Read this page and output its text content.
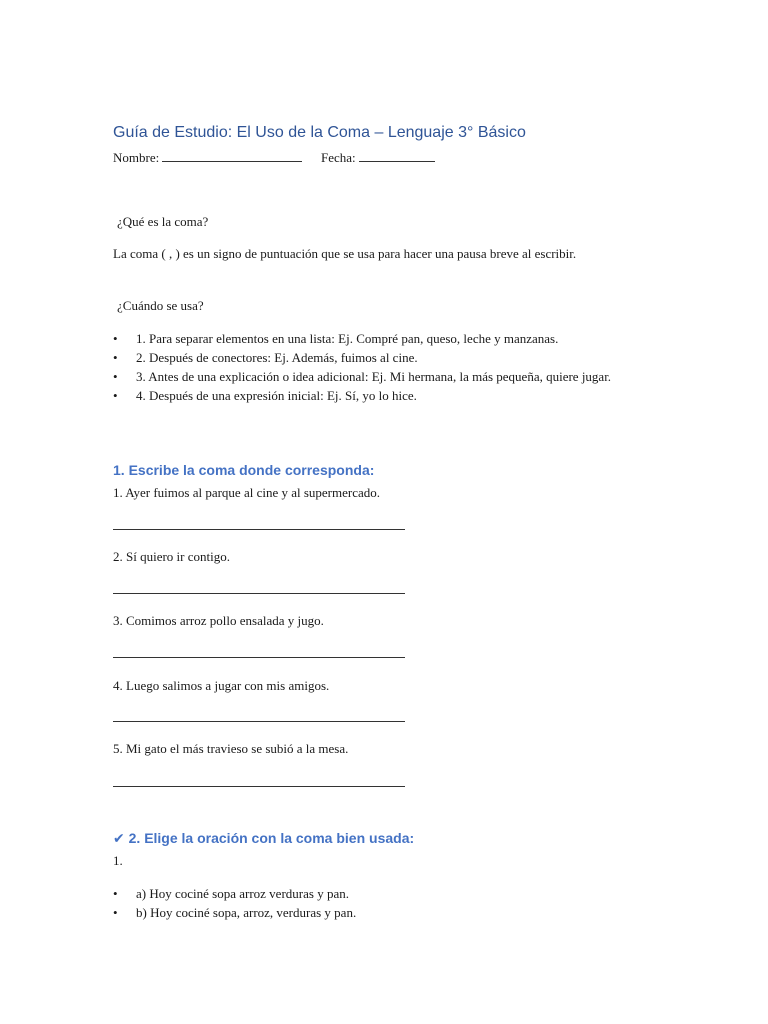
Guía de Estudio: El Uso de la Coma – Lenguaje 3° Básico
Nombre:	Fecha:
¿Qué es la coma?
La coma ( , ) es un signo de puntuación que se usa para hacer una pausa breve al escribir.
¿Cuándo se usa?
• 1. Para separar elementos en una lista: Ej. Compré pan, queso, leche y manzanas.
• 2. Después de conectores: Ej. Además, fuimos al cine.
• 3. Antes de una explicación o idea adicional: Ej. Mi hermana, la más pequeña, quiere jugar.
• 4. Después de una expresión inicial: Ej. Sí, yo lo hice.
1. Escribe la coma donde corresponda:
1. Ayer fuimos al parque al cine y al supermercado.
2. Sí quiero ir contigo.
3. Comimos arroz pollo ensalada y jugo.
4. Luego salimos a jugar con mis amigos.
5. Mi gato el más travieso se subió a la mesa.
✔ 2. Elige la oración con la coma bien usada:
1.
• a) Hoy cociné sopa arroz verduras y pan.
• b) Hoy cociné sopa, arroz, verduras y pan.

========================================

▶ **EXERCISE GOAL**
Print every entry above again without changing a word, and omit the pictures.

▶ **SOLUTION FOR THIS PROBLEM**
Read this page and output its text content.
Guía de Estudio: El Uso de la Coma – Lenguaje 3° Básico
Nombre:	Fecha:
¿Qué es la coma?
La coma ( , ) es un signo de puntuación que se usa para hacer una pausa breve al escribir.
¿Cuándo se usa?
• 1. Para separar elementos en una lista: Ej. Compré pan, queso, leche y manzanas.
• 2. Después de conectores: Ej. Además, fuimos al cine.
• 3. Antes de una explicación o idea adicional: Ej. Mi hermana, la más pequeña, quiere jugar.
• 4. Después de una expresión inicial: Ej. Sí, yo lo hice.
1. Escribe la coma donde corresponda:
1. Ayer fuimos al parque al cine y al supermercado.
2. Sí quiero ir contigo.
3. Comimos arroz pollo ensalada y jugo.
4. Luego salimos a jugar con mis amigos.
5. Mi gato el más travieso se subió a la mesa.
✔ 2. Elige la oración con la coma bien usada:
1.
• a) Hoy cociné sopa arroz verduras y pan.
• b) Hoy cociné sopa, arroz, verduras y pan.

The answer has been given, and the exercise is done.